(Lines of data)
------------

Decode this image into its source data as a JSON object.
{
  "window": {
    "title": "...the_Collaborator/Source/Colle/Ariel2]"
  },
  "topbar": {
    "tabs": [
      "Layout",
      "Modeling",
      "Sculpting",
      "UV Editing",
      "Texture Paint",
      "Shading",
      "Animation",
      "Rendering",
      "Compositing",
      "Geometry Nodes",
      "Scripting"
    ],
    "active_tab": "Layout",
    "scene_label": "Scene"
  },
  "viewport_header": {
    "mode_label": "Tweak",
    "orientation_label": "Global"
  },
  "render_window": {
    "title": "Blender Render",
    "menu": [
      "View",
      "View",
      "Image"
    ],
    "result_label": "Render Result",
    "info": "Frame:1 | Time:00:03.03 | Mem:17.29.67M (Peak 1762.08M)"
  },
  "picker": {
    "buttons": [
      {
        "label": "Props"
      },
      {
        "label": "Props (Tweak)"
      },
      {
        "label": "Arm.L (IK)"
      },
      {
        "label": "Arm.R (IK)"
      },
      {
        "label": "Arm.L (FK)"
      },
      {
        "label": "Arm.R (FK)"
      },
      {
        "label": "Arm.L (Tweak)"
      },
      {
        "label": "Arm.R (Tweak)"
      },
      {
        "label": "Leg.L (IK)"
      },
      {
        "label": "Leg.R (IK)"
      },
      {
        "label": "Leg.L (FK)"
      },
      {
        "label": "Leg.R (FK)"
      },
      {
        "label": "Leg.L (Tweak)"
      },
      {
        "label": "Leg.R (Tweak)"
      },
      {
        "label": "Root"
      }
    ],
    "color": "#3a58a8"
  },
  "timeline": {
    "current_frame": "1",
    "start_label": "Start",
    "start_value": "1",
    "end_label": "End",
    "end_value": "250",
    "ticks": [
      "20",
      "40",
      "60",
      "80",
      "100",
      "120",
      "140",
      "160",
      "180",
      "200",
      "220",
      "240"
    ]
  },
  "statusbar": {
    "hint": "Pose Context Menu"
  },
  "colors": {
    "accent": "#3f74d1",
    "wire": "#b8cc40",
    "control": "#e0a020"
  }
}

------------

- _AIM OF THE TASK_
Write the listing out again, exactly as it reads.

- _THE REPLY_
Decode this image into its source data as a JSON object.
{
  "window": {
    "title": "...the_Collaborator/Source/Colle/Ariel2]"
  },
  "topbar": {
    "tabs": [
      "Layout",
      "Modeling",
      "Sculpting",
      "UV Editing",
      "Texture Paint",
      "Shading",
      "Animation",
      "Rendering",
      "Compositing",
      "Geometry Nodes",
      "Scripting"
    ],
    "active_tab": "Layout",
    "scene_label": "Scene"
  },
  "viewport_header": {
    "mode_label": "Tweak",
    "orientation_label": "Global"
  },
  "render_window": {
    "title": "Blender Render",
    "menu": [
      "View",
      "View",
      "Image"
    ],
    "result_label": "Render Result",
    "info": "Frame:1 | Time:00:03.03 | Mem:17.29.67M (Peak 1762.08M)"
  },
  "picker": {
    "buttons": [
      {
        "label": "Props"
      },
      {
        "label": "Props (Tweak)"
      },
      {
        "label": "Arm.L (IK)"
      },
      {
        "label": "Arm.R (IK)"
      },
      {
        "label": "Arm.L (FK)"
      },
      {
        "label": "Arm.R (FK)"
      },
      {
        "label": "Arm.L (Tweak)"
      },
      {
        "label": "Arm.R (Tweak)"
      },
      {
        "label": "Leg.L (IK)"
      },
      {
        "label": "Leg.R (IK)"
      },
      {
        "label": "Leg.L (FK)"
      },
      {
        "label": "Leg.R (FK)"
      },
      {
        "label": "Leg.L (Tweak)"
      },
      {
        "label": "Leg.R (Tweak)"
      },
      {
        "label": "Root"
      }
    ],
    "color": "#3a58a8"
  },
  "timeline": {
    "current_frame": "1",
    "start_label": "Start",
    "start_value": "1",
    "end_label": "End",
    "end_value": "250",
    "ticks": [
      "20",
      "40",
      "60",
      "80",
      "100",
      "120",
      "140",
      "160",
      "180",
      "200",
      "220",
      "240"
    ]
  },
  "statusbar": {
    "hint": "Pose Context Menu"
  },
  "colors": {
    "accent": "#3f74d1",
    "wire": "#b8cc40",
    "control": "#e0a020"
  }
}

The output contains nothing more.